__Exercise brief__
Write the entries below out again exactly; any picture in them stays out.

Entries from a visual dataset:
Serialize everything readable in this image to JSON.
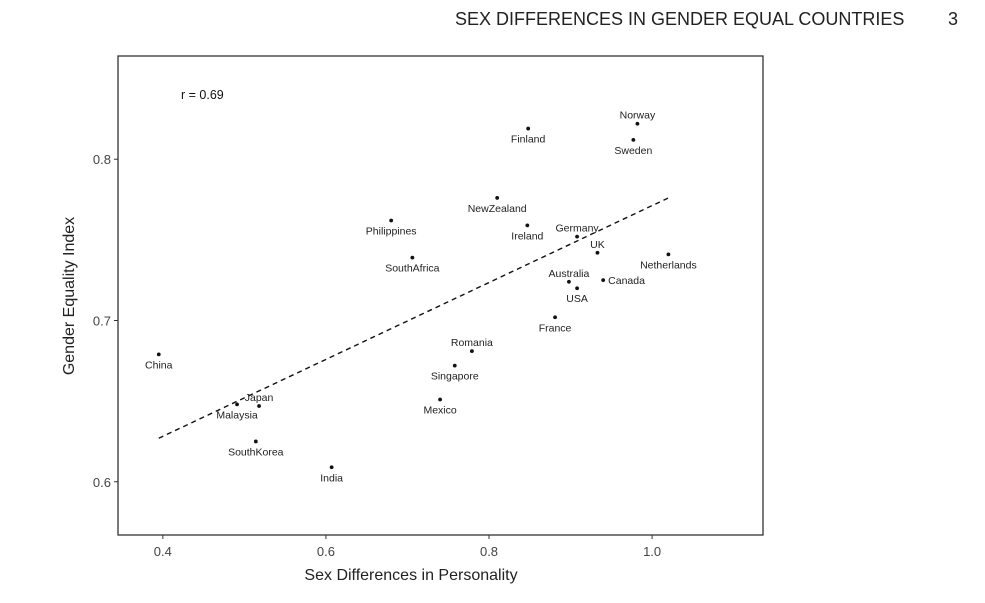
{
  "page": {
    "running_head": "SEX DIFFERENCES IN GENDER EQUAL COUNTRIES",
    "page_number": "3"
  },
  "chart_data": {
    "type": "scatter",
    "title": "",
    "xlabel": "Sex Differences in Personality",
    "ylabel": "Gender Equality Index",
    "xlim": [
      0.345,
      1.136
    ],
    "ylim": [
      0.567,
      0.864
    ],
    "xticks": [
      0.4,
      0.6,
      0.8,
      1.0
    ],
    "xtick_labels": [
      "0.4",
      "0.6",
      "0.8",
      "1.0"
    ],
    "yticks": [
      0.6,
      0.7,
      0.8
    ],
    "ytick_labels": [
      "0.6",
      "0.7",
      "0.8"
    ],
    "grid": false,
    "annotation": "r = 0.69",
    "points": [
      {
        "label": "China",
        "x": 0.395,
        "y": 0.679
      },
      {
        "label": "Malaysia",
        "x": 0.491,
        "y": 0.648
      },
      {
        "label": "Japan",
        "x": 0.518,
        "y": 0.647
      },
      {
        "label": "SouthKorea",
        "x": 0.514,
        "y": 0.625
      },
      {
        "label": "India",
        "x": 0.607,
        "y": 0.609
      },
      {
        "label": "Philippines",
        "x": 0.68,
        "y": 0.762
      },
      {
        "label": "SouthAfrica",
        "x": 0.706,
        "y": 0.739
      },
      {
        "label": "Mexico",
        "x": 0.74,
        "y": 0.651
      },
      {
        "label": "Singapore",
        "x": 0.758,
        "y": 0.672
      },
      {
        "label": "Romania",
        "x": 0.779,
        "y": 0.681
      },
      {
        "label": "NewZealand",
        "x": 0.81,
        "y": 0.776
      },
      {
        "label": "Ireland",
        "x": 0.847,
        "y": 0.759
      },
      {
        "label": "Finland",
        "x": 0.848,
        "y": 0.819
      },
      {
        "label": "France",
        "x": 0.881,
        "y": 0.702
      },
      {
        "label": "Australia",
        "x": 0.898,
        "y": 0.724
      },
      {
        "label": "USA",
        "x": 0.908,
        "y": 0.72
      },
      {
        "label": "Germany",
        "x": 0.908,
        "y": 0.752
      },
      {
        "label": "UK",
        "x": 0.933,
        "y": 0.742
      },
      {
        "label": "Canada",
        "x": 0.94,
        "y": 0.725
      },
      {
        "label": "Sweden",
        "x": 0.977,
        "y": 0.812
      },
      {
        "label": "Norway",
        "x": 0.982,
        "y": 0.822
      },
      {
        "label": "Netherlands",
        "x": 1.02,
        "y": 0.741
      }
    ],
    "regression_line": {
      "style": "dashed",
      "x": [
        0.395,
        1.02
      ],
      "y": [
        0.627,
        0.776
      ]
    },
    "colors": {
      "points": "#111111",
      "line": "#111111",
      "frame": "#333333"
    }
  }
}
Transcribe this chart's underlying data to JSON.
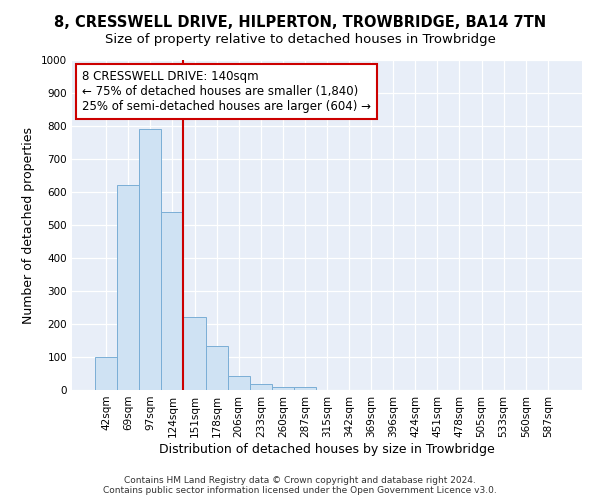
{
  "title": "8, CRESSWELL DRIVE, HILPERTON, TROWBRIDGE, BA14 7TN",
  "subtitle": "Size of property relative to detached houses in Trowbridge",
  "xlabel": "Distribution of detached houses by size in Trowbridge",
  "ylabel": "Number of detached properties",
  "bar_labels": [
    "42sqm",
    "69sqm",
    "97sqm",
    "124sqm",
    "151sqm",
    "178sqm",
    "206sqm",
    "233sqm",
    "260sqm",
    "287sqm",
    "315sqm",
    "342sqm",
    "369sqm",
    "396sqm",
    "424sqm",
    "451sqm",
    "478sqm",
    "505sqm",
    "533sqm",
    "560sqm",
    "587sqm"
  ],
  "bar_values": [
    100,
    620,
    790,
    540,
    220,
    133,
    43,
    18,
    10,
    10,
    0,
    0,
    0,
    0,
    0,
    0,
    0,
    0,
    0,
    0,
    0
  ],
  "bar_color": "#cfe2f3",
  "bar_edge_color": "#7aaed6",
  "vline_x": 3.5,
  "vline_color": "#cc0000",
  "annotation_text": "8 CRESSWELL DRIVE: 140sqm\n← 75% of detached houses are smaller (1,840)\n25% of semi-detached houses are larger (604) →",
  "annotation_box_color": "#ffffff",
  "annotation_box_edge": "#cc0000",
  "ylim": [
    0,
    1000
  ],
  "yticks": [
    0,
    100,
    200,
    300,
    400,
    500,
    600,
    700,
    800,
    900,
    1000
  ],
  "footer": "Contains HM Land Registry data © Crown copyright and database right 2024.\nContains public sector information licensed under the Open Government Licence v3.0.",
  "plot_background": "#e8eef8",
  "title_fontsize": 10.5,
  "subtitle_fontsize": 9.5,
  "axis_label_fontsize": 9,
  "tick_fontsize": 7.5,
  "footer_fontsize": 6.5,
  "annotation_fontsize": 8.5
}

__The reply__
Serialize everything readable in this image to JSON.
{
  "page": {
    "running_head": "SEX DIFFERENCES IN GENDER EQUAL COUNTRIES",
    "page_number": "3"
  },
  "chart_data": {
    "type": "scatter",
    "title": "",
    "xlabel": "Sex Differences in Personality",
    "ylabel": "Gender Equality Index",
    "xlim": [
      0.345,
      1.136
    ],
    "ylim": [
      0.567,
      0.864
    ],
    "xticks": [
      0.4,
      0.6,
      0.8,
      1.0
    ],
    "xtick_labels": [
      "0.4",
      "0.6",
      "0.8",
      "1.0"
    ],
    "yticks": [
      0.6,
      0.7,
      0.8
    ],
    "ytick_labels": [
      "0.6",
      "0.7",
      "0.8"
    ],
    "grid": false,
    "annotation": "r = 0.69",
    "points": [
      {
        "label": "China",
        "x": 0.395,
        "y": 0.679
      },
      {
        "label": "Malaysia",
        "x": 0.491,
        "y": 0.648
      },
      {
        "label": "Japan",
        "x": 0.518,
        "y": 0.647
      },
      {
        "label": "SouthKorea",
        "x": 0.514,
        "y": 0.625
      },
      {
        "label": "India",
        "x": 0.607,
        "y": 0.609
      },
      {
        "label": "Philippines",
        "x": 0.68,
        "y": 0.762
      },
      {
        "label": "SouthAfrica",
        "x": 0.706,
        "y": 0.739
      },
      {
        "label": "Mexico",
        "x": 0.74,
        "y": 0.651
      },
      {
        "label": "Singapore",
        "x": 0.758,
        "y": 0.672
      },
      {
        "label": "Romania",
        "x": 0.779,
        "y": 0.681
      },
      {
        "label": "NewZealand",
        "x": 0.81,
        "y": 0.776
      },
      {
        "label": "Ireland",
        "x": 0.847,
        "y": 0.759
      },
      {
        "label": "Finland",
        "x": 0.848,
        "y": 0.819
      },
      {
        "label": "France",
        "x": 0.881,
        "y": 0.702
      },
      {
        "label": "Australia",
        "x": 0.898,
        "y": 0.724
      },
      {
        "label": "USA",
        "x": 0.908,
        "y": 0.72
      },
      {
        "label": "Germany",
        "x": 0.908,
        "y": 0.752
      },
      {
        "label": "UK",
        "x": 0.933,
        "y": 0.742
      },
      {
        "label": "Canada",
        "x": 0.94,
        "y": 0.725
      },
      {
        "label": "Sweden",
        "x": 0.977,
        "y": 0.812
      },
      {
        "label": "Norway",
        "x": 0.982,
        "y": 0.822
      },
      {
        "label": "Netherlands",
        "x": 1.02,
        "y": 0.741
      }
    ],
    "regression_line": {
      "style": "dashed",
      "x": [
        0.395,
        1.02
      ],
      "y": [
        0.627,
        0.776
      ]
    },
    "colors": {
      "points": "#111111",
      "line": "#111111",
      "frame": "#333333"
    }
  }
}
Transcribe this chart's underlying data to JSON.
{
  "title": "8, CRESSWELL DRIVE, HILPERTON, TROWBRIDGE, BA14 7TN",
  "subtitle": "Size of property relative to detached houses in Trowbridge",
  "xlabel": "Distribution of detached houses by size in Trowbridge",
  "ylabel": "Number of detached properties",
  "bar_labels": [
    "42sqm",
    "69sqm",
    "97sqm",
    "124sqm",
    "151sqm",
    "178sqm",
    "206sqm",
    "233sqm",
    "260sqm",
    "287sqm",
    "315sqm",
    "342sqm",
    "369sqm",
    "396sqm",
    "424sqm",
    "451sqm",
    "478sqm",
    "505sqm",
    "533sqm",
    "560sqm",
    "587sqm"
  ],
  "bar_values": [
    100,
    620,
    790,
    540,
    220,
    133,
    43,
    18,
    10,
    10,
    0,
    0,
    0,
    0,
    0,
    0,
    0,
    0,
    0,
    0,
    0
  ],
  "bar_color": "#cfe2f3",
  "bar_edge_color": "#7aaed6",
  "vline_x": 3.5,
  "vline_color": "#cc0000",
  "annotation_text": "8 CRESSWELL DRIVE: 140sqm\n← 75% of detached houses are smaller (1,840)\n25% of semi-detached houses are larger (604) →",
  "annotation_box_color": "#ffffff",
  "annotation_box_edge": "#cc0000",
  "ylim": [
    0,
    1000
  ],
  "yticks": [
    0,
    100,
    200,
    300,
    400,
    500,
    600,
    700,
    800,
    900,
    1000
  ],
  "footer": "Contains HM Land Registry data © Crown copyright and database right 2024.\nContains public sector information licensed under the Open Government Licence v3.0.",
  "plot_background": "#e8eef8",
  "title_fontsize": 10.5,
  "subtitle_fontsize": 9.5,
  "axis_label_fontsize": 9,
  "tick_fontsize": 7.5,
  "footer_fontsize": 6.5,
  "annotation_fontsize": 8.5
}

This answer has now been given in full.